Then the unexpected follows, in the prophecy that Jerusalem shall become the religious centre of the earth, to which all nations flow, and the law of God the universal arbiter in an age of universal peace (Mic. iv. 1-5). Verses 1-3 are found also, in no more suitable context, in Isa. ii. 2-4. They belong to neither Isaiah nor Micah. For the rest, Mic. 4-5 and cc. 6-7 contain a number of pieces of diverse age and origin. Chapters iv. 6-v. 1 are as a whole of good omen, yet after the promise of restoration in iv. 8, Jerusalem is suddenly in desperate straits; exile awaits its people, and only beyond the exile (the words "thou shalt come even unto Babylon" may be a gloss, but the meaning is not essentially changed) redemption waits (iv. 9 f.). In iv. 11-13, again, many nations gather against Zion, but it crushes them like sheaves on the threshing floor. There follows (v. 2-9, 10-15) a messianic prophecy, in which an allusion to Isa. vii. 14 appears.

No less strangely assorted are the oracles in Mic. 6-7, of which there are four: vi. 1-8; vi. 9-16; vii. 1-6; vii. 7-20. The first of these contains the quintessence of the prophetic conception of religion: God does not demand holocausts and costly offerings in expiation of sin; nor the supreme expiation which the prophets and the laws of the seventh century so often reject and condemn: "Shall I give my first-born for my transgression, the fruit of my body for the sin of my soul? He hath showed thee, O man. What is good and what doth God require of thee, but to do justice and love mercy and walk humbly with thy God?"

• • • • •

▶ Tasks and exercises
1. Please check whether each statement below agrees with the passage on Micah, answering yes or no and quoting the words of the passage that decide it. (a) Verses 1-3 of Mic. iv also appear in Isaiah. (b) The passage attributes Mic. iv. 1-3 to Isaiah. (c) Mic. 6-7 holds five oracles.
2. Resume the passage on Micah above, picking up right after its final sentence.

▶ Supplied information
• • • • •

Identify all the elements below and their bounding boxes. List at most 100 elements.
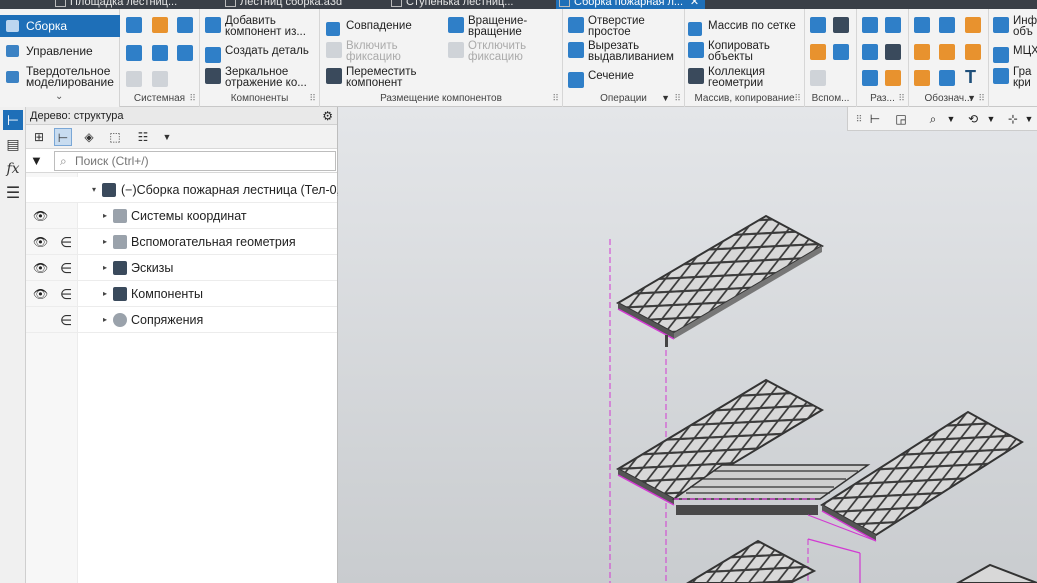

• • • • •

▶ Written responses
1.
(a) Yes: "Verses 1-3 are found also, in no more suitable context, in Isa. ii. 2-4."
(b) No: "They belong to neither Isaiah nor Micah."
(c) No: "of which there are four"

2.
Trenchant condemnations of the sins of the times fill vi. 9-16 and vii. 1-6, the former of which, at least, is pre-exilic; while the book closes in the situation and spirit of Isa. 40 ff. Thus the Book of Micah, like that of his contemporary Isaiah, has been a depository for prophecies differing in age by several centuries. Perhaps the book once stood at the end of a roll, and was therefore the natural place to add stray and nameless pieces, as happened later to the Book of Zechariah at the end of the volume of the Minor Prophets.

Nahum.—In the three larger prophetic books we have found groups of oracles against foreign nations, some relatively old, many late and literary variations on given motives—it was evidently a grateful theme. In Nahum we have a whole book occupied with the impending fall of Nineveh and the Assyrian empire, which had so long and so brutally tyrannized over all western Asia. Now its hour has struck, and the prophet triumphs over the fate of the old lion, who "rent in pieces to satisfy his whelps and strangled for his lionesses, and filled his dens with prey and his lairs with ravin." His imagination revels in the terrors of the onslaught, the horrors of the sack, which he depicts with unsurpassed vividness and great poetic power. It is the judgment of the Lord, long deferred, but sure and final (Nah. 1).

In Nah. iii. 8-10 the fate of the Egyptian Thebes is adduced as an historic example: all her power could not save her, and it shall fare no better with Nineveh. The reference is probably to the capture of Thebes by Assurbanipal in 661 B.C. Nineveh itself fell about 606 B.C. under an attack of enemies from the north (Medes or Scythians), and was destroyed never to be restored. With it the Assyrians disappear from history. The prophecy of Nahum was probably delivered shortly before this event, though a date twenty years earlier, when, according to Herodotus, Nineveh barely escaped from a similar onset by Cyaxares, is not strictly impossible.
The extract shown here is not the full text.